- _What you are asked to do_: Find the lines below that contain the string "avatar". Copy each one.

- _Data section_:
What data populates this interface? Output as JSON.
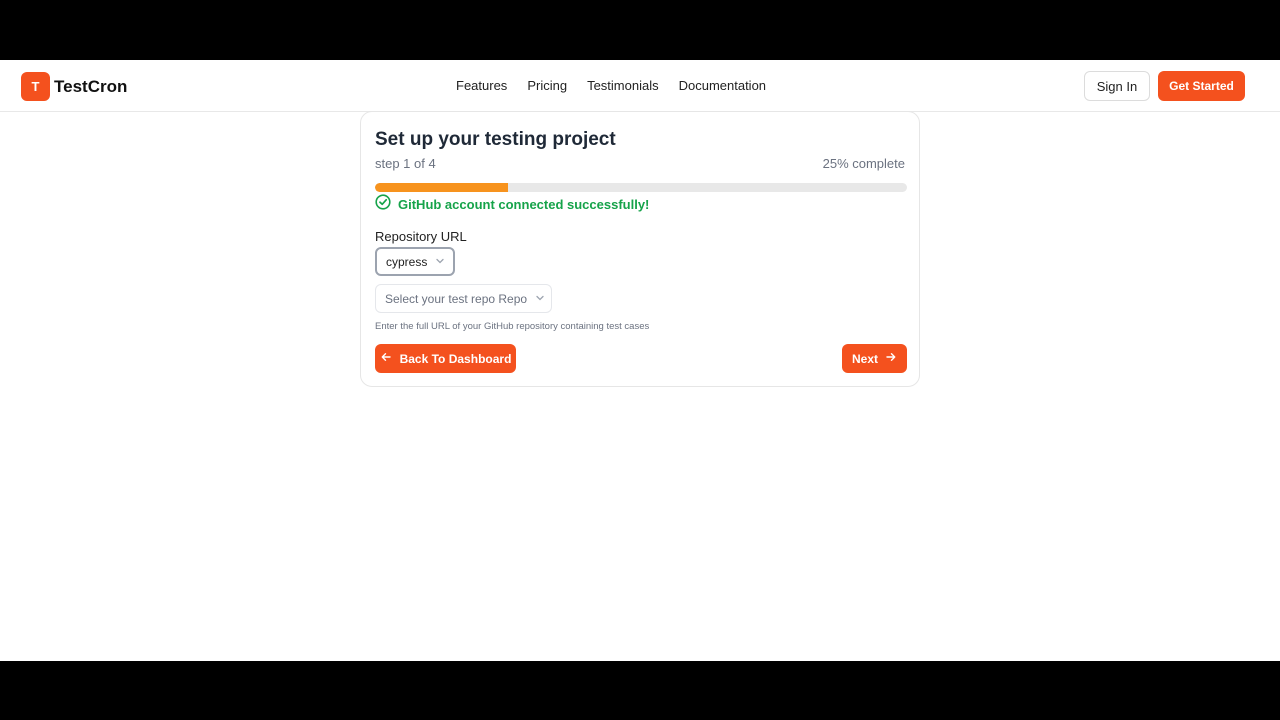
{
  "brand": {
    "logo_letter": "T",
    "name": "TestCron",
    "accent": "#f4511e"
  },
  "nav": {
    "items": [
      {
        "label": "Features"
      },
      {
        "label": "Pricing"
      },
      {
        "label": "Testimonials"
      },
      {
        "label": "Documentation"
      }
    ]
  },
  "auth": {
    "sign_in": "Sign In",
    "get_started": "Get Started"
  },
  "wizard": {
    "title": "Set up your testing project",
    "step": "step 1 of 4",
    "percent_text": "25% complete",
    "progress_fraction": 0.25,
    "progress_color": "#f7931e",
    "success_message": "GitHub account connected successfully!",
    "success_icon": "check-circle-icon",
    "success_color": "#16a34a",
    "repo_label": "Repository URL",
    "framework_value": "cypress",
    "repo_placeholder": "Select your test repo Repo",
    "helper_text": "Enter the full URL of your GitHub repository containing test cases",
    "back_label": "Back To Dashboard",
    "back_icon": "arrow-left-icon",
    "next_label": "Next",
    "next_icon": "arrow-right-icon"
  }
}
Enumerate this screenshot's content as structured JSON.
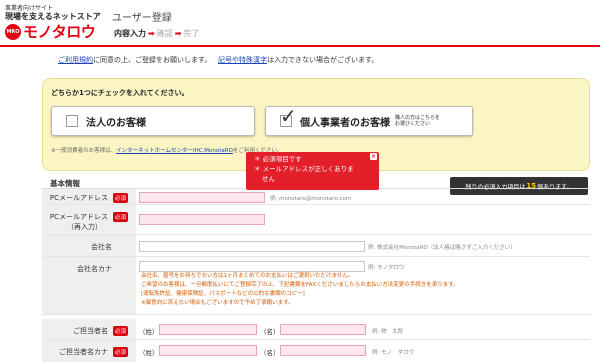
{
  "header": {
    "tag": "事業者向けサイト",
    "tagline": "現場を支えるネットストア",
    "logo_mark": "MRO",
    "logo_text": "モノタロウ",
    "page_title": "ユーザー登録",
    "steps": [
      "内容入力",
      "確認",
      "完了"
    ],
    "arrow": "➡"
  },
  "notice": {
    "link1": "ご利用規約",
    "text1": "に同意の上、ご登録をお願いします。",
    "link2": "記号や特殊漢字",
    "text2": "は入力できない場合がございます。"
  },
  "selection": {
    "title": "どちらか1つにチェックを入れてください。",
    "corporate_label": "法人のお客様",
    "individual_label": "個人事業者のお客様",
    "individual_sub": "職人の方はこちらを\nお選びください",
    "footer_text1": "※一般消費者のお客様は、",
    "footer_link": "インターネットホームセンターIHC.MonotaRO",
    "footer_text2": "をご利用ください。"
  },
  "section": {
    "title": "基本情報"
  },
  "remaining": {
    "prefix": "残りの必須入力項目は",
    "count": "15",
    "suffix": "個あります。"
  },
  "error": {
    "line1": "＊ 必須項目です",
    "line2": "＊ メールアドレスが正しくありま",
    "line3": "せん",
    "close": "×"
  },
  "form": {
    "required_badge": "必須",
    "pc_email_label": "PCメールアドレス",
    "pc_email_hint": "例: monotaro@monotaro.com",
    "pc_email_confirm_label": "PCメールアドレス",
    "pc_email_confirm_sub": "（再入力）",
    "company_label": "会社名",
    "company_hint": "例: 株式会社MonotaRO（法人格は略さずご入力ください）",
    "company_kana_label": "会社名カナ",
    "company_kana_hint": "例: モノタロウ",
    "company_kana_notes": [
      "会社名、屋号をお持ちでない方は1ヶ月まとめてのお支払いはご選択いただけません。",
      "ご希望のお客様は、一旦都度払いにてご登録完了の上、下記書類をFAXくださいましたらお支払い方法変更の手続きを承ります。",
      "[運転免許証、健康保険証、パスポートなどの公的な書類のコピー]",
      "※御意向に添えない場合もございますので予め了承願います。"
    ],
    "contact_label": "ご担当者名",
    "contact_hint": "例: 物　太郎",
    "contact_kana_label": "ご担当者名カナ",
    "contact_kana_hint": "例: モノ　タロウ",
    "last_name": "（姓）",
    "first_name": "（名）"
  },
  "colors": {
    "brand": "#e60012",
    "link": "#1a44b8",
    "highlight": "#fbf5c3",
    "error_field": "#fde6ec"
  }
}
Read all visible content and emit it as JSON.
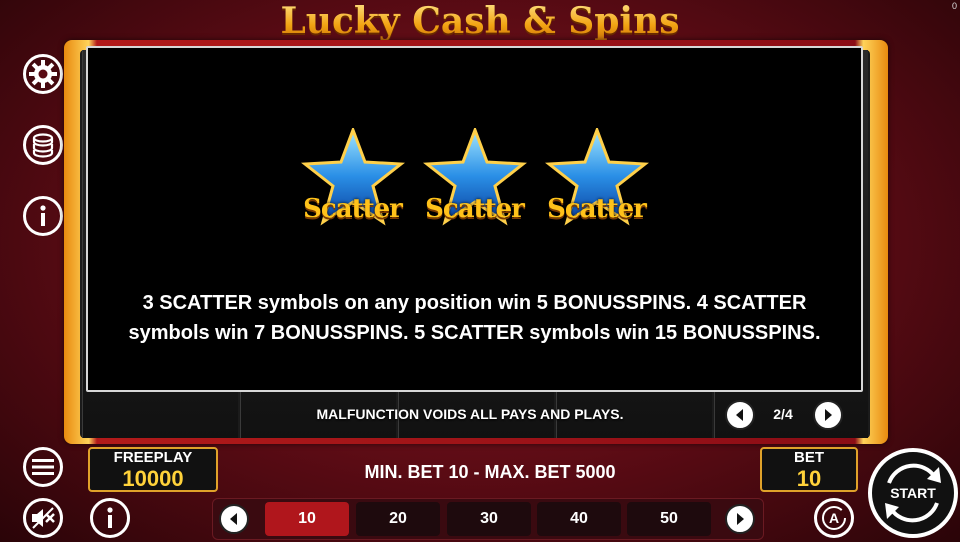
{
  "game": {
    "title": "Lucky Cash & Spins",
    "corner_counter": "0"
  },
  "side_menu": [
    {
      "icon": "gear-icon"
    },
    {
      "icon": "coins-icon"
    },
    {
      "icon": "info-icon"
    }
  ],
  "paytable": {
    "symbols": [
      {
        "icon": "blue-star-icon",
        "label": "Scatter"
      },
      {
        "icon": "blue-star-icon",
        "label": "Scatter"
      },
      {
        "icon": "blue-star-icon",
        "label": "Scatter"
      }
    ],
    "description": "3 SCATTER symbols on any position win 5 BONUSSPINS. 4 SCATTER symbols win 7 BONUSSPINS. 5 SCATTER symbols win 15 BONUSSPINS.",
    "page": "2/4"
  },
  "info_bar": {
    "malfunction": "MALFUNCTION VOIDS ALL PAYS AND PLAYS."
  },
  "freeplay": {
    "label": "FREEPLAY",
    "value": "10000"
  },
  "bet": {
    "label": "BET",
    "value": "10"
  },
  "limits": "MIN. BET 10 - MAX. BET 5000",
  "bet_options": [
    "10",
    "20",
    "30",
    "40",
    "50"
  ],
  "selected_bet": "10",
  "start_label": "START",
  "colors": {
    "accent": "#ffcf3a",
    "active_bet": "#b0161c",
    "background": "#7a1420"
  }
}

...

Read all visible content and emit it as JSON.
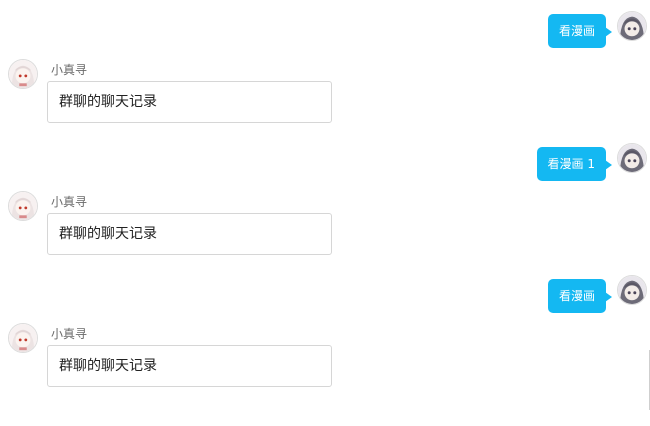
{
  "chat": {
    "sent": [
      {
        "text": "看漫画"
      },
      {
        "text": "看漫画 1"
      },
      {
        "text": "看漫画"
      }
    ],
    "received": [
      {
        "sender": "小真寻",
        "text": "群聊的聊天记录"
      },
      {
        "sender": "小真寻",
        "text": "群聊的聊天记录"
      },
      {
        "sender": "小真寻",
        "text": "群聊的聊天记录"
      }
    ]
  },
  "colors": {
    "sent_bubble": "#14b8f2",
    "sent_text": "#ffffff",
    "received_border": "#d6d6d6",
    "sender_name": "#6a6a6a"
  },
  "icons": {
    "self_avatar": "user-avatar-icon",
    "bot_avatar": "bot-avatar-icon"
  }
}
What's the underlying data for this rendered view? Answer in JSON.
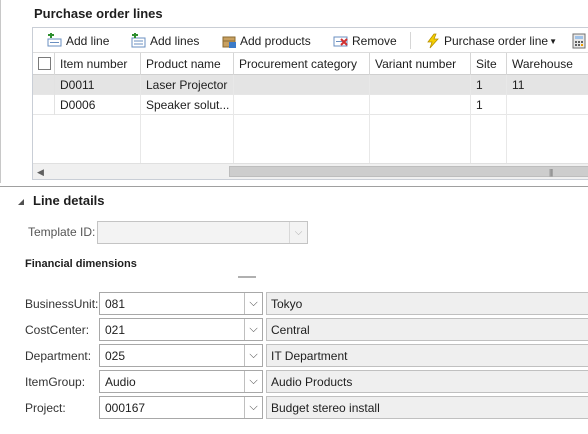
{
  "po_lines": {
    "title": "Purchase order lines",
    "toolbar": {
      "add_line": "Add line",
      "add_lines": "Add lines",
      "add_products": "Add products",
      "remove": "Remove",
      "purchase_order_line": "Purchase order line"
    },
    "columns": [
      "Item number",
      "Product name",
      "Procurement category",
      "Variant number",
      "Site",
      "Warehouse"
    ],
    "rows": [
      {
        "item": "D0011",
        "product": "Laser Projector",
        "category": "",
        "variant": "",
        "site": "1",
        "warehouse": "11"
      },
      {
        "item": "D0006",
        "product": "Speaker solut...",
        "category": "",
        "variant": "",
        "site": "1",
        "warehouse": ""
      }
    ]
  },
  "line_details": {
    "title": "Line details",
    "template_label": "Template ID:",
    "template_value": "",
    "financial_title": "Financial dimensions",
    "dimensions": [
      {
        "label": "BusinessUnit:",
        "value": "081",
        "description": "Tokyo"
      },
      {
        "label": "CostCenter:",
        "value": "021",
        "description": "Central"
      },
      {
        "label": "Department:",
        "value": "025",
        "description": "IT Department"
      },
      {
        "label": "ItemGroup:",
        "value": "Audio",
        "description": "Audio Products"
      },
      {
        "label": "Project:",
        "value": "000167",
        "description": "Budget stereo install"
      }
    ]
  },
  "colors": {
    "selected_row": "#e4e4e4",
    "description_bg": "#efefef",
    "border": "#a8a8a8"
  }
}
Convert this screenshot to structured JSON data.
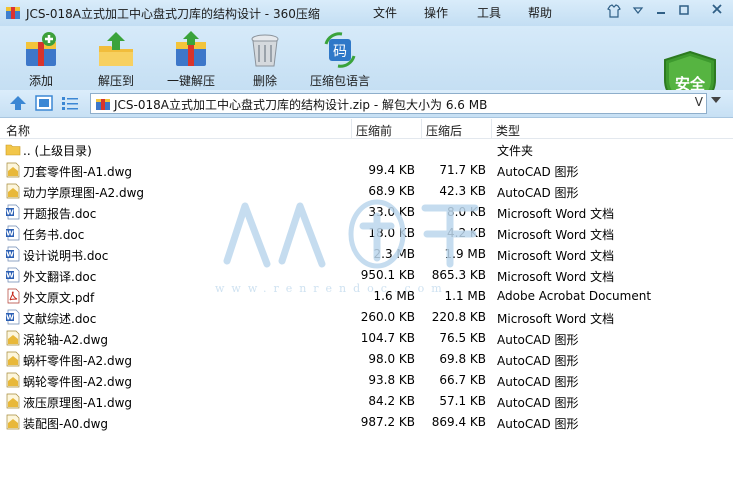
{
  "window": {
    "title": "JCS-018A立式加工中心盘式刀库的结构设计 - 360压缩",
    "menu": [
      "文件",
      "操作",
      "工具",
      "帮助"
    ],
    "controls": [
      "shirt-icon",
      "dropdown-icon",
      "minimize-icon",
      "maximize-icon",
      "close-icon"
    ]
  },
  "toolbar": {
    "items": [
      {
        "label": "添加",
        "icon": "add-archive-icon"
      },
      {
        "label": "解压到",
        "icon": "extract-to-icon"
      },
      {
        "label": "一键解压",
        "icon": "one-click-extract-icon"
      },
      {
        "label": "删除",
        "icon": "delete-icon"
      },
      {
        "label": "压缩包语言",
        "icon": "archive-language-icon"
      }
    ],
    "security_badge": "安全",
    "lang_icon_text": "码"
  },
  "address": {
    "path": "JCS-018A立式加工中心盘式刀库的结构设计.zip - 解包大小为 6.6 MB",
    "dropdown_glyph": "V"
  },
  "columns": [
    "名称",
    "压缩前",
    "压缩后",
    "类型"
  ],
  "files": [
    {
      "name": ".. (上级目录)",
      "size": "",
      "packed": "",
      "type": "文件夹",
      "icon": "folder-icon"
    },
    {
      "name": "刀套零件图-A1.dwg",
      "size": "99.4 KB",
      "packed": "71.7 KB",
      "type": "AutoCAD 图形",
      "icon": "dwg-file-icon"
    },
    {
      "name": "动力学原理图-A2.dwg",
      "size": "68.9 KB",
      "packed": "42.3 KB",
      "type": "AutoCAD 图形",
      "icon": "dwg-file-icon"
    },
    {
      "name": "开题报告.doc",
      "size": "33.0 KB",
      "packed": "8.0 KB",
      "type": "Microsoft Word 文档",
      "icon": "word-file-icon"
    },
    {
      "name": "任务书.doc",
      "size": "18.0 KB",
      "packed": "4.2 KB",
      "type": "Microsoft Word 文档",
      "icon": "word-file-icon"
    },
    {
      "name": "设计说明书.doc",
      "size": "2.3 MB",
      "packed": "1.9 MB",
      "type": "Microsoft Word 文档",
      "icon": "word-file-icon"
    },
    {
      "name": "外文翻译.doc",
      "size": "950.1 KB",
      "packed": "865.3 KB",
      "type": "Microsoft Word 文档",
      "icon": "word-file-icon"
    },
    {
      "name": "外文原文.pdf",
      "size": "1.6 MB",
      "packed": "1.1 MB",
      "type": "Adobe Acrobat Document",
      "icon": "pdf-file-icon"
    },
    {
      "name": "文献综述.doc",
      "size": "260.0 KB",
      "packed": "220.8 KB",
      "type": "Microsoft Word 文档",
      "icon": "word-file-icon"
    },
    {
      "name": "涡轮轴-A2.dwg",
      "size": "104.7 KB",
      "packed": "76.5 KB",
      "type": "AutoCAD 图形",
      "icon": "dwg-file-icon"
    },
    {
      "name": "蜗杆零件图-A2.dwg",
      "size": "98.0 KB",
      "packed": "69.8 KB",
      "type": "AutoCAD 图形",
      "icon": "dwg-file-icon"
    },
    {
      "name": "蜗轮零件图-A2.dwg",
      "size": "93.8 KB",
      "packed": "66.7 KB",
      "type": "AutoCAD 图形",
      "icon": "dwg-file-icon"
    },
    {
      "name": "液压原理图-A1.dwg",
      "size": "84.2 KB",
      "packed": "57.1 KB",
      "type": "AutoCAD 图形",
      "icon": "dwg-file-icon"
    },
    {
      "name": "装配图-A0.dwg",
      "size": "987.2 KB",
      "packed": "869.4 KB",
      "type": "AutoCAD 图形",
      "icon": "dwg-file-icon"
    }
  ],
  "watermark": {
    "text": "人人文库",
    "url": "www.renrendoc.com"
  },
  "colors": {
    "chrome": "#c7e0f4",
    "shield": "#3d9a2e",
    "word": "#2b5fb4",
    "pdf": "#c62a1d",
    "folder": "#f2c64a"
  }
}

- _Response below_:
    "self_avatar": "user-avatar-icon",
    "bot_avatar": "bot-avatar-icon"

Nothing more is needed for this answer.